▶ Your goal
Write out each line of the material again, word for word.

▶ Data to use
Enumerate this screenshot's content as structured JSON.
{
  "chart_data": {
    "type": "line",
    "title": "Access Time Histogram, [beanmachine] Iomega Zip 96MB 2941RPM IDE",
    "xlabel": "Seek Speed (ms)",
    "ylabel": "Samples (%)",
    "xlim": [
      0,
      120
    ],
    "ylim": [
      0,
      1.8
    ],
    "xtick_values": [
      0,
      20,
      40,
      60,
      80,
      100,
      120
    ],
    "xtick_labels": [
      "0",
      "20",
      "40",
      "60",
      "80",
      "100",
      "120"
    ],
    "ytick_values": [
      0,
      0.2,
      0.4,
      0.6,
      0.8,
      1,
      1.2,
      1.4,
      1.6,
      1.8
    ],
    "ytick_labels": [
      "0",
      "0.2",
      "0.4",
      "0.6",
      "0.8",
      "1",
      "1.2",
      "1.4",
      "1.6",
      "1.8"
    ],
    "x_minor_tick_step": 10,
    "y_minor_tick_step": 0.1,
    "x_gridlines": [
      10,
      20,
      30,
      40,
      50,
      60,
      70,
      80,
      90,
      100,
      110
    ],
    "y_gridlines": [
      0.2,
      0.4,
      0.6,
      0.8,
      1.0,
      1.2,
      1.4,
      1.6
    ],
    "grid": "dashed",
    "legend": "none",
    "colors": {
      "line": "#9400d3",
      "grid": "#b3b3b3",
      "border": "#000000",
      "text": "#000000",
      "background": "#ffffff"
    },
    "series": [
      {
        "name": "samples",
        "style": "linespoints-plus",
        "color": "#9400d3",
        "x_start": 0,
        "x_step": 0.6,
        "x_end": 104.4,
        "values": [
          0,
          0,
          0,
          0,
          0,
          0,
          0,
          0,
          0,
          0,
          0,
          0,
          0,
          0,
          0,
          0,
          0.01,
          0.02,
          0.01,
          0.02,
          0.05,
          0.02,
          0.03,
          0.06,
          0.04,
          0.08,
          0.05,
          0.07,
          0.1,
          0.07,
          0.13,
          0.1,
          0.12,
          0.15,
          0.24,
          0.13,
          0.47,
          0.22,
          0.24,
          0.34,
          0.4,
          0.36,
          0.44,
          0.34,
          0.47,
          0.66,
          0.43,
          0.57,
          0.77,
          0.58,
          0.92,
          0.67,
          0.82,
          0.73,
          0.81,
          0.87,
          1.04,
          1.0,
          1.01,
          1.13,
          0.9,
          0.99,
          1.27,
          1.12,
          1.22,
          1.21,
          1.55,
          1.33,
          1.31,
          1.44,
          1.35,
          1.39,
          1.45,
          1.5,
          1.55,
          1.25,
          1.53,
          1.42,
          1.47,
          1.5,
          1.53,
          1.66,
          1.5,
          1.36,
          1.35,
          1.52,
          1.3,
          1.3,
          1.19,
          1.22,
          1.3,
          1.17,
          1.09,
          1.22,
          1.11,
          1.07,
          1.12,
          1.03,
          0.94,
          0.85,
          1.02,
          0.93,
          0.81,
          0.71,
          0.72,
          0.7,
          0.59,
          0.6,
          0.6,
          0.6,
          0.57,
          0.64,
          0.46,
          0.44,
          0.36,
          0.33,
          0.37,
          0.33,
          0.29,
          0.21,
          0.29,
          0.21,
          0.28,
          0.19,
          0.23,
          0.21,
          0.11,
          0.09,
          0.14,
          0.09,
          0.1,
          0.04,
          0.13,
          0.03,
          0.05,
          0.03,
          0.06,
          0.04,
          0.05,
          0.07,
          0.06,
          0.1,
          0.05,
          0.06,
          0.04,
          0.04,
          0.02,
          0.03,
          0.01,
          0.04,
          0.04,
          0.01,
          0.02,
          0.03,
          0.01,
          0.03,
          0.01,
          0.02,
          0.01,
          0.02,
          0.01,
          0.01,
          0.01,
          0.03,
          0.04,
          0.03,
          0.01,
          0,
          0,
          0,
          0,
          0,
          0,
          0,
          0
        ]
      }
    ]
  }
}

▶ Result of this task
Enumerate this screenshot's content as structured JSON.
{
  "chart_data": {
    "type": "line",
    "title": "Access Time Histogram, [beanmachine] Iomega Zip 96MB 2941RPM IDE",
    "xlabel": "Seek Speed (ms)",
    "ylabel": "Samples (%)",
    "xlim": [
      0,
      120
    ],
    "ylim": [
      0,
      1.8
    ],
    "xtick_values": [
      0,
      20,
      40,
      60,
      80,
      100,
      120
    ],
    "xtick_labels": [
      "0",
      "20",
      "40",
      "60",
      "80",
      "100",
      "120"
    ],
    "ytick_values": [
      0,
      0.2,
      0.4,
      0.6,
      0.8,
      1,
      1.2,
      1.4,
      1.6,
      1.8
    ],
    "ytick_labels": [
      "0",
      "0.2",
      "0.4",
      "0.6",
      "0.8",
      "1",
      "1.2",
      "1.4",
      "1.6",
      "1.8"
    ],
    "x_minor_tick_step": 10,
    "y_minor_tick_step": 0.1,
    "x_gridlines": [
      10,
      20,
      30,
      40,
      50,
      60,
      70,
      80,
      90,
      100,
      110
    ],
    "y_gridlines": [
      0.2,
      0.4,
      0.6,
      0.8,
      1.0,
      1.2,
      1.4,
      1.6
    ],
    "grid": "dashed",
    "legend": "none",
    "colors": {
      "line": "#9400d3",
      "grid": "#b3b3b3",
      "border": "#000000",
      "text": "#000000",
      "background": "#ffffff"
    },
    "series": [
      {
        "name": "samples",
        "style": "linespoints-plus",
        "color": "#9400d3",
        "x_start": 0,
        "x_step": 0.6,
        "x_end": 104.4,
        "values": [
          0,
          0,
          0,
          0,
          0,
          0,
          0,
          0,
          0,
          0,
          0,
          0,
          0,
          0,
          0,
          0,
          0.01,
          0.02,
          0.01,
          0.02,
          0.05,
          0.02,
          0.03,
          0.06,
          0.04,
          0.08,
          0.05,
          0.07,
          0.1,
          0.07,
          0.13,
          0.1,
          0.12,
          0.15,
          0.24,
          0.13,
          0.47,
          0.22,
          0.24,
          0.34,
          0.4,
          0.36,
          0.44,
          0.34,
          0.47,
          0.66,
          0.43,
          0.57,
          0.77,
          0.58,
          0.92,
          0.67,
          0.82,
          0.73,
          0.81,
          0.87,
          1.04,
          1.0,
          1.01,
          1.13,
          0.9,
          0.99,
          1.27,
          1.12,
          1.22,
          1.21,
          1.55,
          1.33,
          1.31,
          1.44,
          1.35,
          1.39,
          1.45,
          1.5,
          1.55,
          1.25,
          1.53,
          1.42,
          1.47,
          1.5,
          1.53,
          1.66,
          1.5,
          1.36,
          1.35,
          1.52,
          1.3,
          1.3,
          1.19,
          1.22,
          1.3,
          1.17,
          1.09,
          1.22,
          1.11,
          1.07,
          1.12,
          1.03,
          0.94,
          0.85,
          1.02,
          0.93,
          0.81,
          0.71,
          0.72,
          0.7,
          0.59,
          0.6,
          0.6,
          0.6,
          0.57,
          0.64,
          0.46,
          0.44,
          0.36,
          0.33,
          0.37,
          0.33,
          0.29,
          0.21,
          0.29,
          0.21,
          0.28,
          0.19,
          0.23,
          0.21,
          0.11,
          0.09,
          0.14,
          0.09,
          0.1,
          0.04,
          0.13,
          0.03,
          0.05,
          0.03,
          0.06,
          0.04,
          0.05,
          0.07,
          0.06,
          0.1,
          0.05,
          0.06,
          0.04,
          0.04,
          0.02,
          0.03,
          0.01,
          0.04,
          0.04,
          0.01,
          0.02,
          0.03,
          0.01,
          0.03,
          0.01,
          0.02,
          0.01,
          0.02,
          0.01,
          0.01,
          0.01,
          0.03,
          0.04,
          0.03,
          0.01,
          0,
          0,
          0,
          0,
          0,
          0,
          0,
          0
        ]
      }
    ]
  }
}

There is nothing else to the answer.